GIVEN EXERCISE - Send back the records in full, character for character.

[Records from a data source]

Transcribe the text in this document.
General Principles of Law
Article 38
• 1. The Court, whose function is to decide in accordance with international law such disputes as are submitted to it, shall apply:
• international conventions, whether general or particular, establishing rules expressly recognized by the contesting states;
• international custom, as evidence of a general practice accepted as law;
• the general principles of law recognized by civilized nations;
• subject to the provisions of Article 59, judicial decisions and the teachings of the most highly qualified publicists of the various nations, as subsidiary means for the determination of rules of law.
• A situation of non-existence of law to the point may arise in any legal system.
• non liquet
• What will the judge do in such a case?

ANSWER TO THE TASK -
Transcribe the text in this document.
General Principles of Law
Article 38
• 1. The Court, whose function is to decide in accordance with international law such disputes as are submitted to it, shall apply:
• international conventions, whether general or particular, establishing rules expressly recognized by the contesting states;
• international custom, as evidence of a general practice accepted as law;
• the general principles of law recognized by civilized nations;
• subject to the provisions of Article 59, judicial decisions and the teachings of the most highly qualified publicists of the various nations, as subsidiary means for the determination of rules of law.
• A situation of non-existence of law to the point may arise in any legal system.
• non liquet
• What will the judge do in such a case?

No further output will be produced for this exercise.